→ Record excerpts
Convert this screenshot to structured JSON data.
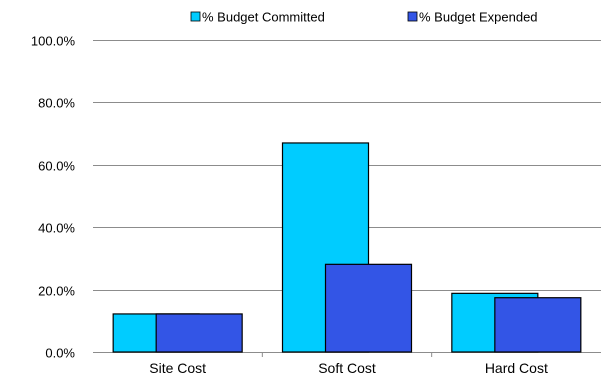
{
  "chart_data": {
    "type": "bar",
    "categories": [
      "Site Cost",
      "Soft Cost",
      "Hard Cost"
    ],
    "series": [
      {
        "name": "% Budget Committed",
        "values": [
          12.2,
          67.0,
          18.8
        ],
        "color": "#00ccff"
      },
      {
        "name": "% Budget Expended",
        "values": [
          12.2,
          28.1,
          17.4
        ],
        "color": "#3355e6"
      }
    ],
    "ylim": [
      0,
      100
    ],
    "yticks": [
      0,
      20,
      40,
      60,
      80,
      100
    ],
    "ytick_labels": [
      "0.0%",
      "20.0%",
      "40.0%",
      "60.0%",
      "80.0%",
      "100.0%"
    ],
    "grid": true,
    "legend_position": "top-right",
    "title": "",
    "xlabel": "",
    "ylabel": ""
  }
}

→ Given instruction
Leave out the pictures and print every line of the data exactly.

→ Exercise output
Convert this screenshot to structured JSON data.
{
  "chart_data": {
    "type": "bar",
    "categories": [
      "Site Cost",
      "Soft Cost",
      "Hard Cost"
    ],
    "series": [
      {
        "name": "% Budget Committed",
        "values": [
          12.2,
          67.0,
          18.8
        ],
        "color": "#00ccff"
      },
      {
        "name": "% Budget Expended",
        "values": [
          12.2,
          28.1,
          17.4
        ],
        "color": "#3355e6"
      }
    ],
    "ylim": [
      0,
      100
    ],
    "yticks": [
      0,
      20,
      40,
      60,
      80,
      100
    ],
    "ytick_labels": [
      "0.0%",
      "20.0%",
      "40.0%",
      "60.0%",
      "80.0%",
      "100.0%"
    ],
    "grid": true,
    "legend_position": "top-right",
    "title": "",
    "xlabel": "",
    "ylabel": ""
  }
}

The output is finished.